▶ **CONSIGNE 1**: Relevez tous les rôles que l'extrait sur la sécurité des JOP 2024 attribue à la sécurité privée.
▶ **CONSIGNE 2**: Poursuivez l'extrait sur la sécurité des JOP 2024 après sa dernière phrase.

▶ **EXTRAIT FOURNI**:
────
Alexandre Rodde. Les JOP 2024 ont été une vraie réussite. Un certain nombre d’éléments étaient inquiétants, à commencer par la menace jihadiste. C’était un événement d’ampleur avec une résonance internationale importante, qui en faisait une cible idéale. Les Jeux, ce sont non seulement des compétitions, des stades et des athlètes, mais c’est aussi toute une logistique derrière. Il y a des foules qui se déplacent et qu’il faut gérer, des transports publics, des hôtels, etc.

Pour ce qui est de la menace terroriste en France, nous avions globalement deux problématiques : des menaces directement dirigées vers les JOP avec un certain nombre d’acteurs que l’on avait repérés, notamment jihadistes. Et des attaques qui pouvaient arriver pendant les JOP, sans y être liées directement, et qui pouvaient créer des troubles supplémentaires.

« La sécurité privée joue un rôle important de détection en premier lieu, de guidage du public, de réponse et d’alerte en cas de situation grave. »
────
▶ **MATÉRIEL**:
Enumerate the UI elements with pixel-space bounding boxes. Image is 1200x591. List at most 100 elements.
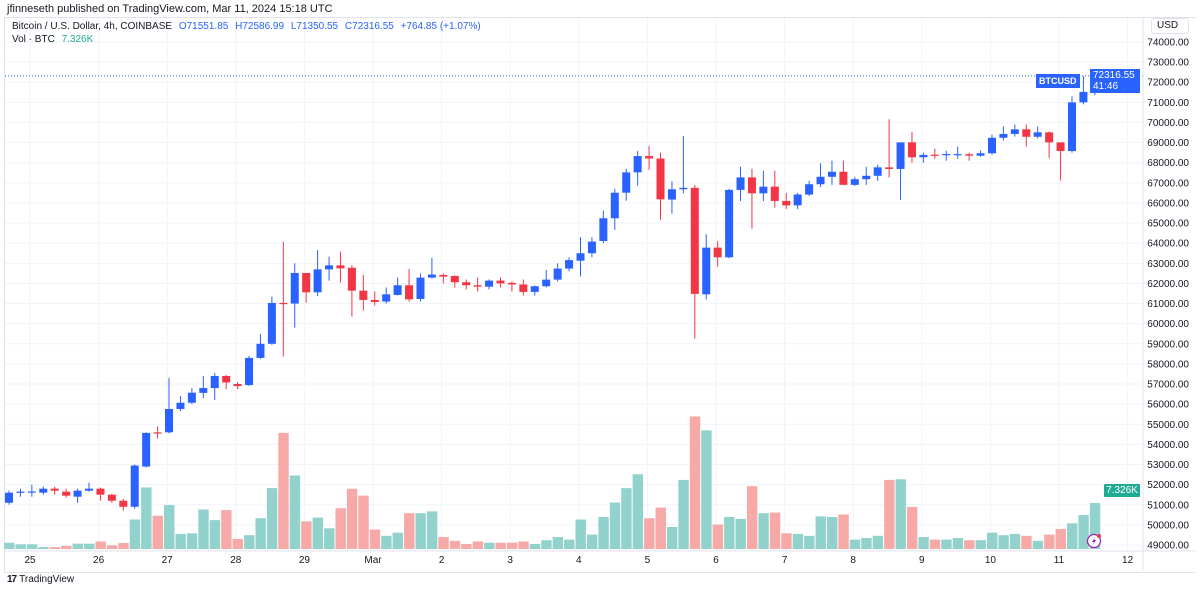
────
▶ **RÉPONSE ATTENDUE 1**: la détection, le guidage du public, la réponse et l'alerte en cas de situation grave

▶ **RÉPONSE ATTENDUE 2**:
Alexandre Rodde, consultant sûreté et chercheur, spécialiste des questions de terrorisme.

Alexandre Rodde, consultant sûreté et chercheur, spécialiste des questions de terrorisme (Crédit : Vincent Pasquier – CHU Orléans)

Au niveau des pouvoirs publics, comment évaluez-vous les actions mises en place ?

A. R. Il y a eu un travail formidable du ministère de l’Intérieur sur ces questions, notamment d’anticipation avec 936 visites domiciliaires tout au long du printemps 2024. C’est un chiffre gigantesque : sur une année classique comme 2023, il y en a eu 153. Il y a donc eu ce travail sur tous les individus qui pouvaient causer un risque pour les JOP, principalement de la mouvance jihadiste. Il y a eu également un certain nombre d’arrestations. Une quarantaine depuis le début de l’année, trois fois plus qu’en 2023. Et il y a plus de 700 mesures de type « Micas » (mesures individuelles de contrôle administratif et de surveillance) qui ont pu limiter la possibilité d’actions d’un certain nombre d’individus (lire l’encadré ci-dessous).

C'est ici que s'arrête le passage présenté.